-------- Records supplied

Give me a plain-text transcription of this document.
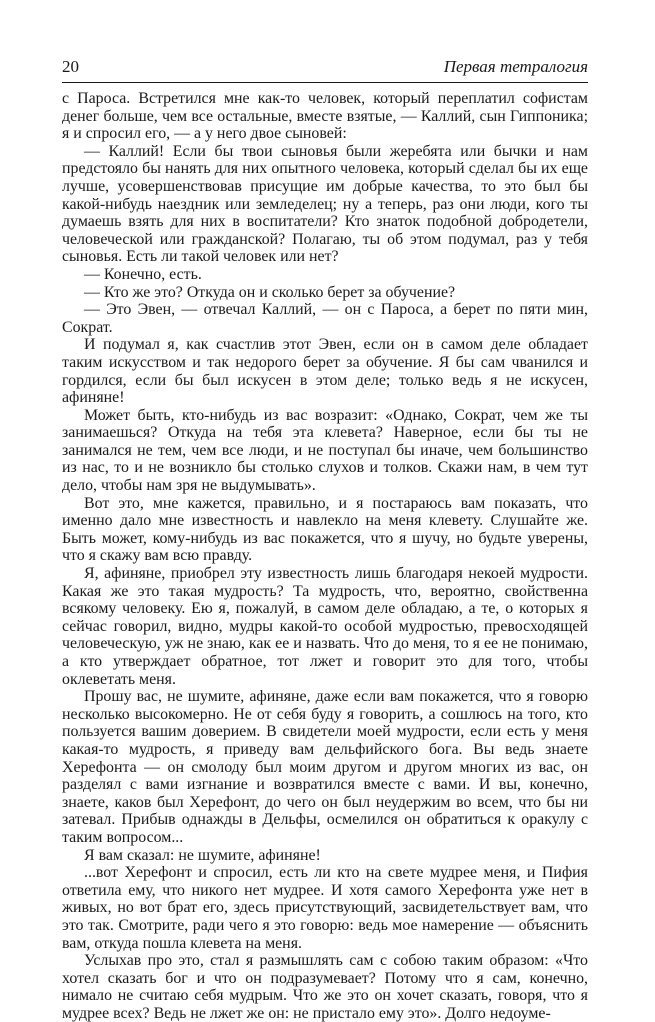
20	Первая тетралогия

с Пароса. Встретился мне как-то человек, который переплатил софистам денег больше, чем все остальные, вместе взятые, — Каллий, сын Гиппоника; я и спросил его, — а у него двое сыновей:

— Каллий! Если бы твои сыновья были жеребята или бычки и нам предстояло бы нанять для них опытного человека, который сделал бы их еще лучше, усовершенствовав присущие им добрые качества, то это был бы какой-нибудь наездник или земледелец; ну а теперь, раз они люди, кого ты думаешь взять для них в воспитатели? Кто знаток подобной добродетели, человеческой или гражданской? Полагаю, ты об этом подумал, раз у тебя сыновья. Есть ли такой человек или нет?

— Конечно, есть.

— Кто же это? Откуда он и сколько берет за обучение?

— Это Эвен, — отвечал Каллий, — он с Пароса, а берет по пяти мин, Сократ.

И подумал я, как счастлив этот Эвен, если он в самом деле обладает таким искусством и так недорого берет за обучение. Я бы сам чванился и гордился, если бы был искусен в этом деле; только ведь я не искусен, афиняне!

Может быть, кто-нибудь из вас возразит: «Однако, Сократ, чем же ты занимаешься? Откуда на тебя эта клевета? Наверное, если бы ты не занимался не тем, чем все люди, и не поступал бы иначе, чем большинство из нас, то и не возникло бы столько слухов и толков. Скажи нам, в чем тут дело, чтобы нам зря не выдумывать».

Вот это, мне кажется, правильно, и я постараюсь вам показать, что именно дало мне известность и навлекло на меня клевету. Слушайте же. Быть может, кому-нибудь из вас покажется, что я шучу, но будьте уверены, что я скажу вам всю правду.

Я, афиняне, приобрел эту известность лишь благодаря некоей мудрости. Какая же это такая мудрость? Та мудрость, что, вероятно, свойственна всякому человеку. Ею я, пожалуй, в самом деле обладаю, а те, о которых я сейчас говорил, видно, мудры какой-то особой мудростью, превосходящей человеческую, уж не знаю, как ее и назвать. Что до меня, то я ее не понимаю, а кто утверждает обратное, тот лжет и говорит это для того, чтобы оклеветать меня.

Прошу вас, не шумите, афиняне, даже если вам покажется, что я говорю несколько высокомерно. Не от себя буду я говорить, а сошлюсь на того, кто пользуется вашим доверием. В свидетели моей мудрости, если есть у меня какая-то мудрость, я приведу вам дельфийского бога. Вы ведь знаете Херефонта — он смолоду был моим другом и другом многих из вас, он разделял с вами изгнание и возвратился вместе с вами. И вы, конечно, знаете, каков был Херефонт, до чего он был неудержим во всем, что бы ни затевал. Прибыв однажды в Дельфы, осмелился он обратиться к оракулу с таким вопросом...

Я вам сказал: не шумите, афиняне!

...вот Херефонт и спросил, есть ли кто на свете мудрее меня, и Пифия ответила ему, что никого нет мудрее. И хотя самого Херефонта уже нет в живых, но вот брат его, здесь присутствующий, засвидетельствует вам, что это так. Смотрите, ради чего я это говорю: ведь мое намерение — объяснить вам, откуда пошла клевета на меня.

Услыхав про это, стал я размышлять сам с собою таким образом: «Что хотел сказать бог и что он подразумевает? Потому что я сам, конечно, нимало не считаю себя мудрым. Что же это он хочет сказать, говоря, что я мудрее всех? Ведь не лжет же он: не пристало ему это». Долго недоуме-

----------------
-------- Records supplied

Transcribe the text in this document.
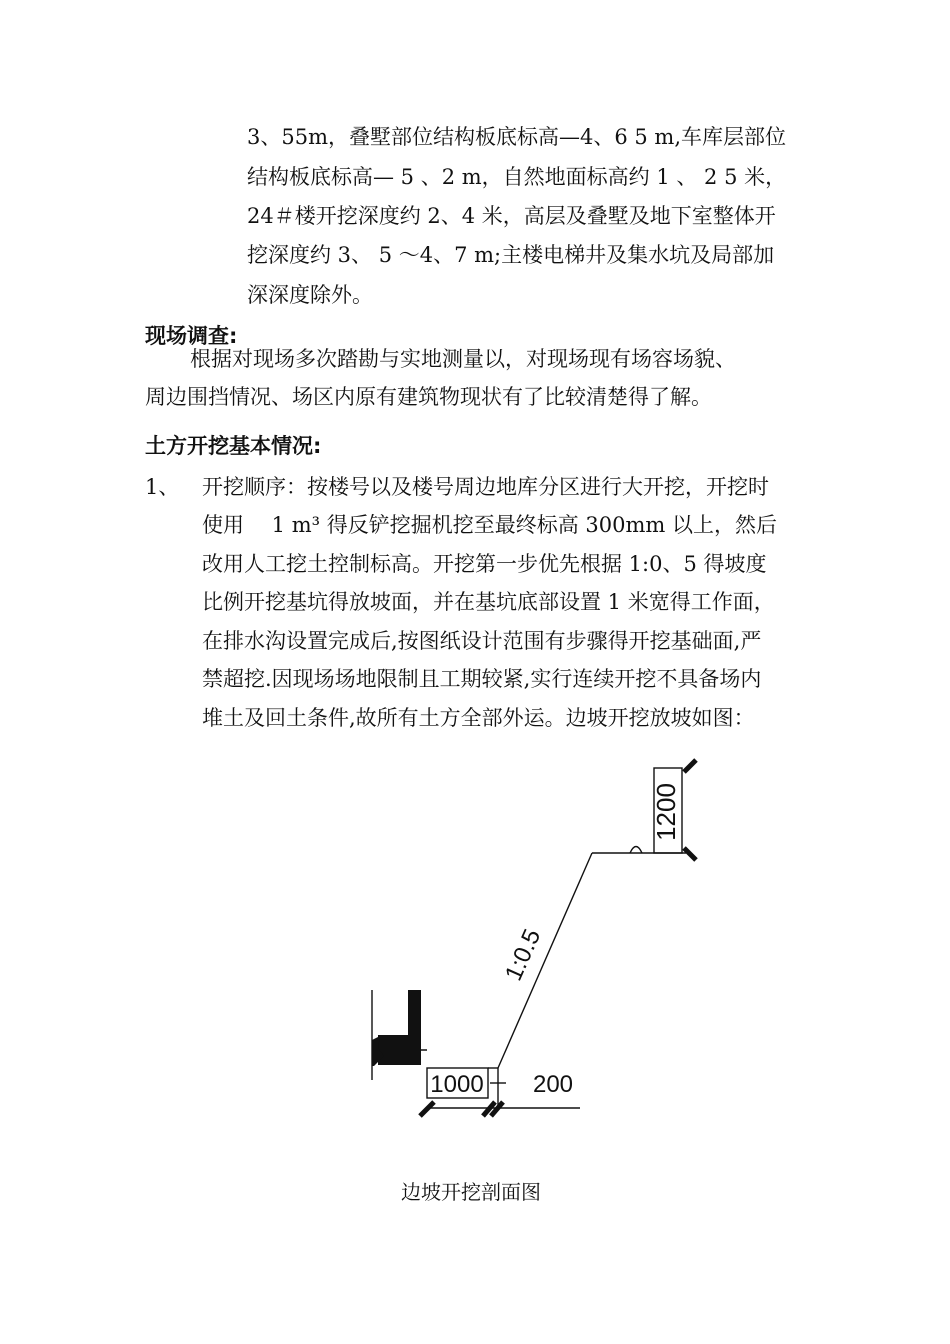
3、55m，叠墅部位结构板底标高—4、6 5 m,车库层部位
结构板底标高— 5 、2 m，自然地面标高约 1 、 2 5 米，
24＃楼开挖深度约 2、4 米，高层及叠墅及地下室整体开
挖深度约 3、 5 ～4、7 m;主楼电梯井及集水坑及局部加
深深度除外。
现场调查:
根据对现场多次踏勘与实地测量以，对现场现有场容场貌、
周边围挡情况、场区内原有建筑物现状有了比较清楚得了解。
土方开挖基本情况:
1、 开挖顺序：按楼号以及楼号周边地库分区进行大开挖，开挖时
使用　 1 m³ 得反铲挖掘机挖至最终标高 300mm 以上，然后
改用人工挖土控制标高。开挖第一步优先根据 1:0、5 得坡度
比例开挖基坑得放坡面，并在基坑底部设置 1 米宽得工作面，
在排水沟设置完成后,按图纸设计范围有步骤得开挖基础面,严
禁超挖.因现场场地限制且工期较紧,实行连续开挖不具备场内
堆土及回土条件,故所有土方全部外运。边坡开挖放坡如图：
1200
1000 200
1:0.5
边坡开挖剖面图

----------------

[Required work]:
In the listing above, find each line with the word "говорю" and copy it.

[Output]:
Прошу вас, не шумите, афиняне, даже если вам покажется, что я говорю несколько высокомерно. Не от себя буду я говорить, а сошлюсь на того, кто пользуется вашим доверием. В свидетели моей мудрости, если есть у меня какая-то мудрость, я приведу вам дельфийского бога. Вы ведь знаете Херефонта — он смолоду был моим другом и другом многих из вас, он разделял с вами изгнание и возвратился вместе с вами. И вы, конечно, знаете, каков был Херефонт, до чего он был неудержим во всем, что бы ни затевал. Прибыв однажды в Дельфы, осмелился он обратиться к оракулу с таким вопросом...
...вот Херефонт и спросил, есть ли кто на свете мудрее меня, и Пифия ответила ему, что никого нет мудрее. И хотя самого Херефонта уже нет в живых, но вот брат его, здесь присутствующий, засвидетельствует вам, что это так. Смотрите, ради чего я это говорю: ведь мое намерение — объяснить вам, откуда пошла клевета на меня.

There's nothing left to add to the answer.